- _RECORDS FOR THE EXERCISE_:
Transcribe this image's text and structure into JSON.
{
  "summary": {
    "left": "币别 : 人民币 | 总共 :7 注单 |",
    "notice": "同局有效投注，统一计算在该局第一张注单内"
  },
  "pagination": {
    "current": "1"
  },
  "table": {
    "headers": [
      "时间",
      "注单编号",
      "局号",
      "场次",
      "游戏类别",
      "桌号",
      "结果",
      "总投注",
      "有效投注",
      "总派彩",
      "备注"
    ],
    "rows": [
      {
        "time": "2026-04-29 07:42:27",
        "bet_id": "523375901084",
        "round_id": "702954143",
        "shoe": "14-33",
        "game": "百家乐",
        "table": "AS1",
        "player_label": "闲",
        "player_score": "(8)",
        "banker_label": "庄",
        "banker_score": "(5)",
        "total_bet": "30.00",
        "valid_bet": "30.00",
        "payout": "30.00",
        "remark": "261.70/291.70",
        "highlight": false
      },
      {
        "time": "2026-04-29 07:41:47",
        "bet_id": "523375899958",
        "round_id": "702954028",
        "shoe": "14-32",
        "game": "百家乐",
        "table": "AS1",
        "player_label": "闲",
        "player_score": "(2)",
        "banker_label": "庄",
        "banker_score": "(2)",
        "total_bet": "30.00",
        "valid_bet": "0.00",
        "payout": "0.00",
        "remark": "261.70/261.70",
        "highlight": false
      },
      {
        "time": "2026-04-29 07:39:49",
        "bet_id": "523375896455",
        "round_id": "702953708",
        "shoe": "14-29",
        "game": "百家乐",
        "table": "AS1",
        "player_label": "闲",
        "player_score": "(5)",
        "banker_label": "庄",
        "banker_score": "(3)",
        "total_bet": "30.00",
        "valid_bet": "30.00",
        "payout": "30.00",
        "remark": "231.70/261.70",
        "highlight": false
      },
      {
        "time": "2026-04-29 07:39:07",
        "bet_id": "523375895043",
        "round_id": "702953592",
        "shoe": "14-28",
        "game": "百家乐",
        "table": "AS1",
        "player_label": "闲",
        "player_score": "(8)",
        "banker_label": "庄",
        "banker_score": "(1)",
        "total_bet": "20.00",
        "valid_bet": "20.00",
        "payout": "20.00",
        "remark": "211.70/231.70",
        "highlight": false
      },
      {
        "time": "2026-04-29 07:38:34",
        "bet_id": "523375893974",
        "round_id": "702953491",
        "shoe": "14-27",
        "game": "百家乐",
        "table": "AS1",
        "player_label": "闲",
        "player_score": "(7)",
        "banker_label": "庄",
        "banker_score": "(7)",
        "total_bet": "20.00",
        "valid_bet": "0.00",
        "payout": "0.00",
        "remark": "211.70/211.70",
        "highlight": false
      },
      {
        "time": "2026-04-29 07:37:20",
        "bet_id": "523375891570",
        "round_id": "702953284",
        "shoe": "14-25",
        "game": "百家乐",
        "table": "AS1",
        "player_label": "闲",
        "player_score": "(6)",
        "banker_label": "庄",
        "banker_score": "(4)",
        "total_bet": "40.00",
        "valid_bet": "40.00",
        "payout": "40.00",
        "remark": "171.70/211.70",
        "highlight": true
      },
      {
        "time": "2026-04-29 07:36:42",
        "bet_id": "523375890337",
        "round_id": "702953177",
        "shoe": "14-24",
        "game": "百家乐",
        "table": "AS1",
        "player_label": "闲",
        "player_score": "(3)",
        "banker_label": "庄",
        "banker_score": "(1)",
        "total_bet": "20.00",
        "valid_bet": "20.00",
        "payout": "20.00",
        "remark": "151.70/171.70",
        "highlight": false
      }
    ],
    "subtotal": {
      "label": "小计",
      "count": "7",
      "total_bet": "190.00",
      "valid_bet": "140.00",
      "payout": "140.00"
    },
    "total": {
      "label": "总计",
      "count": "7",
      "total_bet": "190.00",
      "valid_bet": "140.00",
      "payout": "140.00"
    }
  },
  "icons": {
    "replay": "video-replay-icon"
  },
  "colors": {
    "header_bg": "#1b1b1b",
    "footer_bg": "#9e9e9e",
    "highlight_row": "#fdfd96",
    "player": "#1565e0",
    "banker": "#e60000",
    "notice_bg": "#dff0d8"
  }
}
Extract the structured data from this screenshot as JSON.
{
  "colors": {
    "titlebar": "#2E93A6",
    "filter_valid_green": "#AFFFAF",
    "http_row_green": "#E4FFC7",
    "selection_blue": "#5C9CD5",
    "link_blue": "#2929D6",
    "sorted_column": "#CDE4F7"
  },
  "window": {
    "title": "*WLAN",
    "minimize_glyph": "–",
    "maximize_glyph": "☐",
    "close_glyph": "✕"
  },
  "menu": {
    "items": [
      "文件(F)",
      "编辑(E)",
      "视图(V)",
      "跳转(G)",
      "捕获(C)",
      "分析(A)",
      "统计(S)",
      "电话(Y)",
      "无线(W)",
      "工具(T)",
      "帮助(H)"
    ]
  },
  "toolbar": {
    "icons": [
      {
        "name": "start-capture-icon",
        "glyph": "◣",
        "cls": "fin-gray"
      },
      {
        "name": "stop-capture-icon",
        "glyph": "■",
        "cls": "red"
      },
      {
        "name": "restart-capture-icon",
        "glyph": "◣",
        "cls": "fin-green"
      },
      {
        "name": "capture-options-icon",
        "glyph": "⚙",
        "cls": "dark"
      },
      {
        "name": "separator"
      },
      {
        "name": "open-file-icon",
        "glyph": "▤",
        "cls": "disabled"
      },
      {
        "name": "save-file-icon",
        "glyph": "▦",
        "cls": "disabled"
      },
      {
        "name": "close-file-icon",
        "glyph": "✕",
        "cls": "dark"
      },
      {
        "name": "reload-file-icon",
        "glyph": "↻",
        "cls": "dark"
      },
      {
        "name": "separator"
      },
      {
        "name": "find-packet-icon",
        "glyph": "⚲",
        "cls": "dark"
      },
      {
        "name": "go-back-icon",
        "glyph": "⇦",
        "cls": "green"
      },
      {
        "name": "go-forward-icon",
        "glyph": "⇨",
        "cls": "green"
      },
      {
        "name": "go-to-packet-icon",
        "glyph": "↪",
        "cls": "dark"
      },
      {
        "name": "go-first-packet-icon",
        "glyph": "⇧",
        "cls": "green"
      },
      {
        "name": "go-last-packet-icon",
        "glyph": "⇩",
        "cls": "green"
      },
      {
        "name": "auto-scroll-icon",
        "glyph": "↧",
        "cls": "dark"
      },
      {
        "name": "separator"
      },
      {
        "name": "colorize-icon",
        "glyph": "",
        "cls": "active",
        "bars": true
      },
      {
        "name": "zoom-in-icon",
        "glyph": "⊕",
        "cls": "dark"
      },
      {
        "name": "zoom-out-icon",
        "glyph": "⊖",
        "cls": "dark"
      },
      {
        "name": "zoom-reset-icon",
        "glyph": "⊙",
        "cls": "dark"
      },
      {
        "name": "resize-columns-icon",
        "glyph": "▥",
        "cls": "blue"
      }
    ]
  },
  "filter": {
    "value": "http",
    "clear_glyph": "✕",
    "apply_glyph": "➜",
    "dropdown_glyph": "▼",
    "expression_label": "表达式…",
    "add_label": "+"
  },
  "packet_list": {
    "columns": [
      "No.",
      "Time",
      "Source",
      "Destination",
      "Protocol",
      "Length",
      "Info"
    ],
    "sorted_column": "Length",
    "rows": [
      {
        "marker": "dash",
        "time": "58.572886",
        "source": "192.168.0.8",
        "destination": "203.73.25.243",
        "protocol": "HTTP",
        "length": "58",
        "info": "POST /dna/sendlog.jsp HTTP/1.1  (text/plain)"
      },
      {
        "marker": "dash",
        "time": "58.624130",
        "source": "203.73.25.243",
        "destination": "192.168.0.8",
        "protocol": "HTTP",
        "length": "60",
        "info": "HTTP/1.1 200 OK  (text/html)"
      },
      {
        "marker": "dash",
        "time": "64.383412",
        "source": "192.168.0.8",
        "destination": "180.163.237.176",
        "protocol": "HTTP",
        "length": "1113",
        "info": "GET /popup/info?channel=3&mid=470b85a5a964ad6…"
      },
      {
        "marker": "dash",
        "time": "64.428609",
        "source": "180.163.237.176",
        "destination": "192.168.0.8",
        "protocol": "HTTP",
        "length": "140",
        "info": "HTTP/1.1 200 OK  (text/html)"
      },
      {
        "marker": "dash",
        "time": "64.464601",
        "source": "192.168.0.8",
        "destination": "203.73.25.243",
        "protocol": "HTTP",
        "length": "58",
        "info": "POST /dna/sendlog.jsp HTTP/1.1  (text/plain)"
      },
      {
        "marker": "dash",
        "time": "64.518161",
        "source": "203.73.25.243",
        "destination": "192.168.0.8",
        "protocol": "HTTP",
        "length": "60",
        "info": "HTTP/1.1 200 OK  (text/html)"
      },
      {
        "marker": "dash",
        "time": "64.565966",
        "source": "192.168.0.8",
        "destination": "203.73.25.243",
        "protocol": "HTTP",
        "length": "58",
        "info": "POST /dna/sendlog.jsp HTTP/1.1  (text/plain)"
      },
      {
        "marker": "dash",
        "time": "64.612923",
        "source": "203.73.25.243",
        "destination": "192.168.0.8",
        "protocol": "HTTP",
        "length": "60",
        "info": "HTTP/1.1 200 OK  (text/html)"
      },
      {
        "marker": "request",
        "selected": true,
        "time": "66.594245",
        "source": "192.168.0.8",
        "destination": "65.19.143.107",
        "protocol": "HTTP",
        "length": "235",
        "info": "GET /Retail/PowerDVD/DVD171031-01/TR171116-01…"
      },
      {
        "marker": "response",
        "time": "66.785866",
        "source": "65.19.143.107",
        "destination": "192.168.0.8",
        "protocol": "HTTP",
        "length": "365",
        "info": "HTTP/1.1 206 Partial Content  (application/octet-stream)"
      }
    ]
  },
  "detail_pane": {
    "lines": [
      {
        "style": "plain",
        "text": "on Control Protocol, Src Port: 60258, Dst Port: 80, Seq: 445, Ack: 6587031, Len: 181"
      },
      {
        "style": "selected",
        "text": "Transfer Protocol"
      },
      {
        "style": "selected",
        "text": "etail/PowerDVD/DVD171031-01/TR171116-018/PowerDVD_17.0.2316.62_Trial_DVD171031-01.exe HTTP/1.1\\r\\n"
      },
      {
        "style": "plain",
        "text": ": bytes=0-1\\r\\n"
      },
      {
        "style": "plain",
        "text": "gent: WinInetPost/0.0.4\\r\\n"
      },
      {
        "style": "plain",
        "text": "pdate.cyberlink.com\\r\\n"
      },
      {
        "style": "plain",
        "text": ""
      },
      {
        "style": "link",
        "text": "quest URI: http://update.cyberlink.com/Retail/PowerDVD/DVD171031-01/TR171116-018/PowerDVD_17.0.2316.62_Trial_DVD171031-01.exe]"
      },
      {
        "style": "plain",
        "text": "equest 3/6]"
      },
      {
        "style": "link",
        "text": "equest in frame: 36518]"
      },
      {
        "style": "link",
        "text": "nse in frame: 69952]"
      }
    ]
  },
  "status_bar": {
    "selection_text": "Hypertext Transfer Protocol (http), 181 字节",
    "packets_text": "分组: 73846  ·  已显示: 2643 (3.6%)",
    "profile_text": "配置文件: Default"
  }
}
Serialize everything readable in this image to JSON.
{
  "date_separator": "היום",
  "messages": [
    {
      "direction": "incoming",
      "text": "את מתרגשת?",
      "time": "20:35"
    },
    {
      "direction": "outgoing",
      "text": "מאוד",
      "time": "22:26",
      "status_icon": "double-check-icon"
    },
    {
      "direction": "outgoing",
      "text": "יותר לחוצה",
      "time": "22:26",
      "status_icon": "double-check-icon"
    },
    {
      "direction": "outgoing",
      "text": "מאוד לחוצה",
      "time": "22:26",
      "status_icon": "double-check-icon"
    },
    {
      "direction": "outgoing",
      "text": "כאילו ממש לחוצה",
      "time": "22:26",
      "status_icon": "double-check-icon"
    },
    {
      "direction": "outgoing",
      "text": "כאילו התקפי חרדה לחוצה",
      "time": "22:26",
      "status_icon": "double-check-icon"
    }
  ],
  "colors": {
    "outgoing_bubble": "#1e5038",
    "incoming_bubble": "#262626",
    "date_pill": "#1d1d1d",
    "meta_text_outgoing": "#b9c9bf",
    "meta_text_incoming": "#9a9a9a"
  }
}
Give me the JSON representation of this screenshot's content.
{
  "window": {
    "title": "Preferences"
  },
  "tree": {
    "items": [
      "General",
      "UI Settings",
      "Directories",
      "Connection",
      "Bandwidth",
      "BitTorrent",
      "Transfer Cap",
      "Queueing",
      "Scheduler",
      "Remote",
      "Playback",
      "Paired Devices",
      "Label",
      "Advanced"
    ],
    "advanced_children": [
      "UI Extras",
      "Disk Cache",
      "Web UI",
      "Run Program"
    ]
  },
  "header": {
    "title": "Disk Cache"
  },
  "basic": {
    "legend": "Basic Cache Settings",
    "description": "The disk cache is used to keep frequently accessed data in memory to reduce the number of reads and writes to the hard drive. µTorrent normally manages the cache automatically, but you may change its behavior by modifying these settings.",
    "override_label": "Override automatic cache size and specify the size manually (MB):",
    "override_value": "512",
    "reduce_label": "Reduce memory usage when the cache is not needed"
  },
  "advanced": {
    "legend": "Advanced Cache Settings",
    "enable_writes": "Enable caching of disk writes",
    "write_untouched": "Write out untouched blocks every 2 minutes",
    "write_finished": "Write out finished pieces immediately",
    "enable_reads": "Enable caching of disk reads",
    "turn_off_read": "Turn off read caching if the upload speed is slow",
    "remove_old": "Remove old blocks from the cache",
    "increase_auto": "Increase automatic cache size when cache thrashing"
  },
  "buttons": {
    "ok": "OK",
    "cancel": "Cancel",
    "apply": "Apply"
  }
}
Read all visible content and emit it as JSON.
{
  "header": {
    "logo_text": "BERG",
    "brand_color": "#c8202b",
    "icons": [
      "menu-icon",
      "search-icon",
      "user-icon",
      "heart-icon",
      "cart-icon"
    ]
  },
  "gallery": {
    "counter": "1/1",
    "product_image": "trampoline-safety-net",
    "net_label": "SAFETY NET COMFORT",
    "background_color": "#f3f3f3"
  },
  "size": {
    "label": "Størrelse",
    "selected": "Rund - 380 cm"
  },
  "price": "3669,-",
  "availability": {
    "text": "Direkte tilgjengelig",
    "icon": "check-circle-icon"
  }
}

- _DO THIS_: Show all lines from the listing above in which "screenshot" appears.

- _PROBLEM SOLUTION_:
Extract the structured data from this screenshot as JSON.
Give me the JSON representation of this screenshot's content.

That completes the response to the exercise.